Exercise brief
Select from the data all lines with the word "городское".

# Start of Given records

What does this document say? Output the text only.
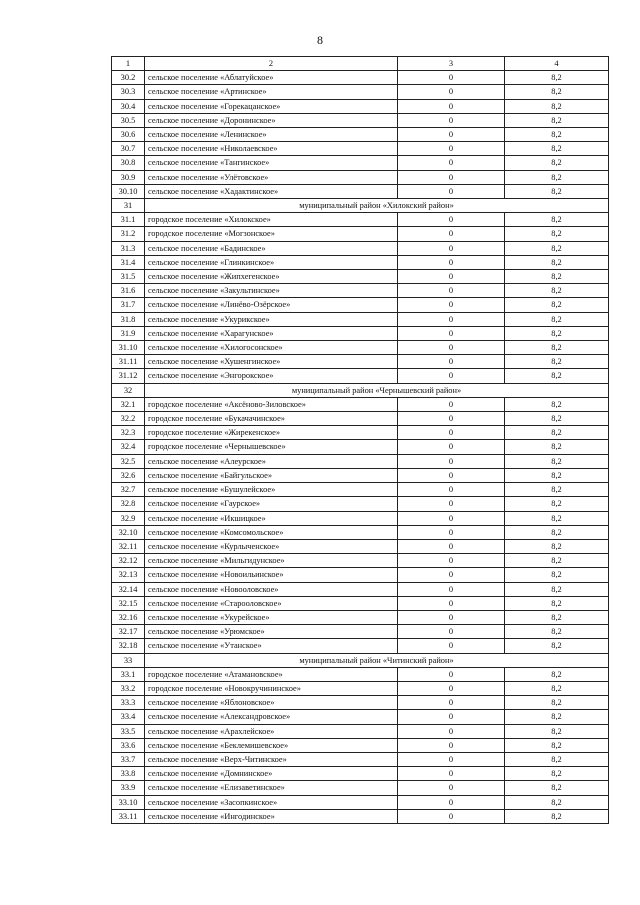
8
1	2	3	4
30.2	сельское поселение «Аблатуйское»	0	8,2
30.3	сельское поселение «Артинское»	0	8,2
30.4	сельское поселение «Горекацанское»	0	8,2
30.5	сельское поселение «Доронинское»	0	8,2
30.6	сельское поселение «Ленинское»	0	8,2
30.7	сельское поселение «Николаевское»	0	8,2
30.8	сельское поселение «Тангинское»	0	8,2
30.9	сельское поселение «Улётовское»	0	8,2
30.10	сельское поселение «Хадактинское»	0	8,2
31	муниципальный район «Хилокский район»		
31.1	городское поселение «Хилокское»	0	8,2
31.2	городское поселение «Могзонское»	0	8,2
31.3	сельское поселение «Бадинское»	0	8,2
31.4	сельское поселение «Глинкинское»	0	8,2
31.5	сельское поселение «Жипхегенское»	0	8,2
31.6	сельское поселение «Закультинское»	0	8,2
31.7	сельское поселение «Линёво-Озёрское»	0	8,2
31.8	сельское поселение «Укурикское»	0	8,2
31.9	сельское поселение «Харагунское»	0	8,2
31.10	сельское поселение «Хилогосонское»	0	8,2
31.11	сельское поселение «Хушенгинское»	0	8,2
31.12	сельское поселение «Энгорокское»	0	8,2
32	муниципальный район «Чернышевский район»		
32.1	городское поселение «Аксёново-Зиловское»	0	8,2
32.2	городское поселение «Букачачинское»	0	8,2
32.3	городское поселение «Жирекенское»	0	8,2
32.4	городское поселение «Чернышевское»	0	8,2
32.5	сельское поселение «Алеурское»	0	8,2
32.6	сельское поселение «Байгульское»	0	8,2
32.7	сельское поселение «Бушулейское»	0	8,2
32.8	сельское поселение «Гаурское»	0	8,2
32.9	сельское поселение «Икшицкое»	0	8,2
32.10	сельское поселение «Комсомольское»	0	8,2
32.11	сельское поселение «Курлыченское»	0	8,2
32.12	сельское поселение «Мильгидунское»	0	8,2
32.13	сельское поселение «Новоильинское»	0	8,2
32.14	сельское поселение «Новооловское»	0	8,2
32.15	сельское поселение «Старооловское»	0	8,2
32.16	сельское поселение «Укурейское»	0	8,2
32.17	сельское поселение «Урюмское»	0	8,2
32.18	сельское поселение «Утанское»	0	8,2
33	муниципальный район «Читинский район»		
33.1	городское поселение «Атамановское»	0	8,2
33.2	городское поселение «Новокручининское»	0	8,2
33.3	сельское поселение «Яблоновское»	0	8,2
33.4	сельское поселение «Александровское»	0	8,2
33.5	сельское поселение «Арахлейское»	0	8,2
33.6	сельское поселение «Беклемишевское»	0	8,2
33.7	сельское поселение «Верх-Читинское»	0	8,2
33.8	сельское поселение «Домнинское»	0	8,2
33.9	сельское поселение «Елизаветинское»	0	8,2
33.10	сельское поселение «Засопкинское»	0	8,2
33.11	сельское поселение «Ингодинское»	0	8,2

# End of Given records
# Start of Given records

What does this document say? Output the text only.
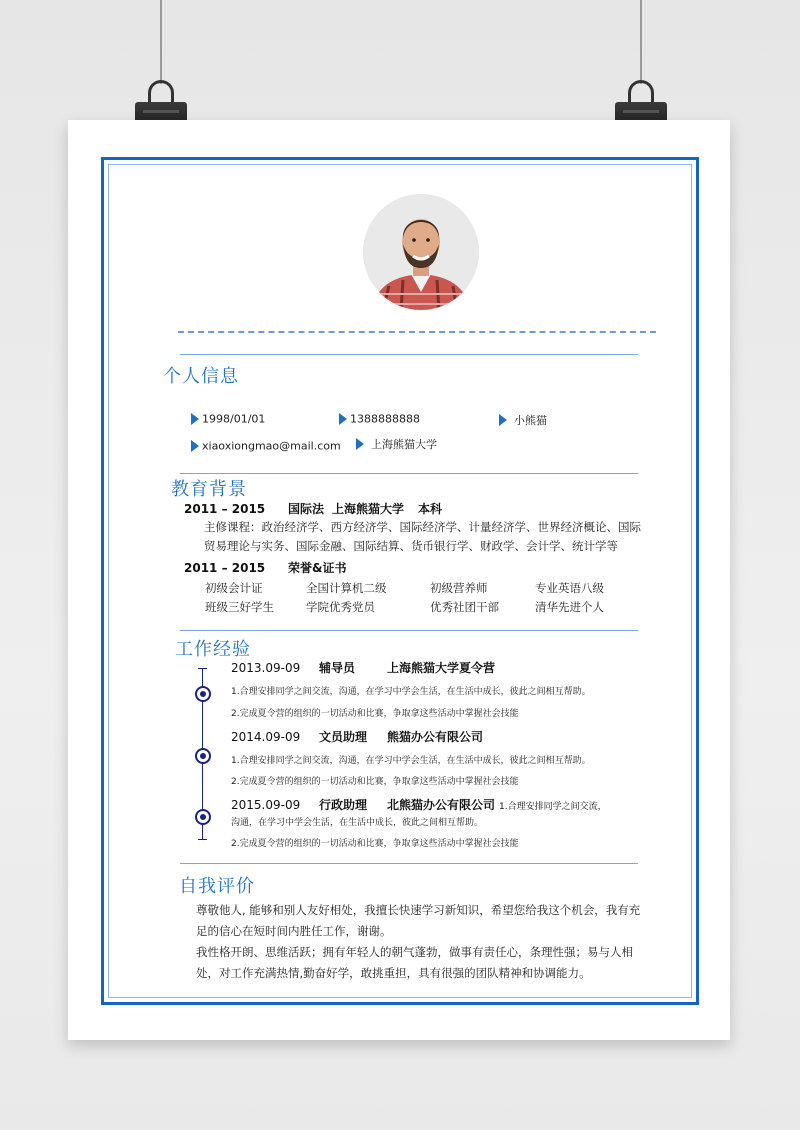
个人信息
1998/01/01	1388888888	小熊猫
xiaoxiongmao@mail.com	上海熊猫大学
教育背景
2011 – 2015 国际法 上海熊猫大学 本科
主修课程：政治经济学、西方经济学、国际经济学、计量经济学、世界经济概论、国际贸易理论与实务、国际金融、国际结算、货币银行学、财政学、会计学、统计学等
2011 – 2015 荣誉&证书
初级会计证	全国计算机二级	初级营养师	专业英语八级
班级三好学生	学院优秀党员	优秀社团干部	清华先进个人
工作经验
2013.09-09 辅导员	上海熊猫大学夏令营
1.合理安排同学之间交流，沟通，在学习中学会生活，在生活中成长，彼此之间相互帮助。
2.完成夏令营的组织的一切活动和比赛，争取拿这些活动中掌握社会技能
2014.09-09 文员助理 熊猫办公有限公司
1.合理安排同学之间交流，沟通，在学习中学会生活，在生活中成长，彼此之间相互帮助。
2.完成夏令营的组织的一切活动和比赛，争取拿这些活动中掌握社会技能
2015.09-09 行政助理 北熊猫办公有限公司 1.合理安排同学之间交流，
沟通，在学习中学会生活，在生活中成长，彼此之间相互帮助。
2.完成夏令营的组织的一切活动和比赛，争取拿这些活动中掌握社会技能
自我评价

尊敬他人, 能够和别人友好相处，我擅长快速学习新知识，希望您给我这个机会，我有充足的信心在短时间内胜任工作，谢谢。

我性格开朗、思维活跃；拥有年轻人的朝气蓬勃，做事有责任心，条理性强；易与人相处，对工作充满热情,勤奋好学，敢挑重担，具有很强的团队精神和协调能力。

# End of Given records

Written response
31.1	городское поселение «Хилокское»	0	8,2
31.2	городское поселение «Могзонское»	0	8,2
32.1	городское поселение «Аксёново-Зиловское»	0	8,2
32.2	городское поселение «Букачачинское»	0	8,2
32.3	городское поселение «Жирекенское»	0	8,2
32.4	городское поселение «Чернышевское»	0	8,2
33.1	городское поселение «Атамановское»	0	8,2
33.2	городское поселение «Новокручининское»	0	8,2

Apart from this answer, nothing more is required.